**What you are asked to do:**
Check every line in the records below for the word "Peer" and report how many have it, nothing more.

## BEGIN Extracted entries

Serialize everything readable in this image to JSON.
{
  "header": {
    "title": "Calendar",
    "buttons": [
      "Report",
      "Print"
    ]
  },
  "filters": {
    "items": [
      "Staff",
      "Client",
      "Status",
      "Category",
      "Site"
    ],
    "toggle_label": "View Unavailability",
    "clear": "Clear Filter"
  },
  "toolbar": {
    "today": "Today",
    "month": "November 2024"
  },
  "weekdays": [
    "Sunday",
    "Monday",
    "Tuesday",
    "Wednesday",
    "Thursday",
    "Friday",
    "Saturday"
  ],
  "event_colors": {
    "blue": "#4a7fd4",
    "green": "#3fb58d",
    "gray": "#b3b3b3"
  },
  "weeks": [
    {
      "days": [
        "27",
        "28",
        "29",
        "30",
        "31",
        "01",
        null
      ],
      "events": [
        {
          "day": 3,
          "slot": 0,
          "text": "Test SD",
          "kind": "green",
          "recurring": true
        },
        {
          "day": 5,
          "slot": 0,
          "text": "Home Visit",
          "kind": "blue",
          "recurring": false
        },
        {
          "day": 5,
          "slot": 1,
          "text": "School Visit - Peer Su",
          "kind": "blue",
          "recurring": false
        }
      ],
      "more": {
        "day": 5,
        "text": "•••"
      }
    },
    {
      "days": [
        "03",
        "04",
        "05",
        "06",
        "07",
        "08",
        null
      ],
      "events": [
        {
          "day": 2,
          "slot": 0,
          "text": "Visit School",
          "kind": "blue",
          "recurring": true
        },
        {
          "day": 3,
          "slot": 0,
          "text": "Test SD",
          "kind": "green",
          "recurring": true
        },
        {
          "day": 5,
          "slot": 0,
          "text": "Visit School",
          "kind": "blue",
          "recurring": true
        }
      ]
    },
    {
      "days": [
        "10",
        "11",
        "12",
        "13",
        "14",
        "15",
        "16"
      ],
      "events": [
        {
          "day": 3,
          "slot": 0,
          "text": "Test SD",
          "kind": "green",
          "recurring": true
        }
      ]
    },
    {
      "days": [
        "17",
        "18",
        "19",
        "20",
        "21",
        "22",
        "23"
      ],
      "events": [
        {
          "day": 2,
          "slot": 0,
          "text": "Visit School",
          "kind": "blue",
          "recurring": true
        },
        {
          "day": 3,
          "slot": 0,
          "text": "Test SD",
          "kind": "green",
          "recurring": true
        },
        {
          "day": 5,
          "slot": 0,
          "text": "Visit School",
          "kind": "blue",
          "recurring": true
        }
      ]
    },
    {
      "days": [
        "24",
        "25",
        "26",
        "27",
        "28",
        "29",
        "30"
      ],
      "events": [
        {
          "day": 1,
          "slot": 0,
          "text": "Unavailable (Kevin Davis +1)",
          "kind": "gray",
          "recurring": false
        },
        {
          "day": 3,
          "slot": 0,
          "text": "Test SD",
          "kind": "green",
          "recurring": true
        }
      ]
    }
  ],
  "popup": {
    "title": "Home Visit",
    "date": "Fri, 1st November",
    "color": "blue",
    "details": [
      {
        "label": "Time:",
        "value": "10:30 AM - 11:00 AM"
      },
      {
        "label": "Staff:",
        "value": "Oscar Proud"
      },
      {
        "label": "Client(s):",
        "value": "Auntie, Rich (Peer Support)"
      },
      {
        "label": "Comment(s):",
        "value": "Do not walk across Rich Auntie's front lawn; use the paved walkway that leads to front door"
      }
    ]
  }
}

## END Extracted entries

**Finished task:**
2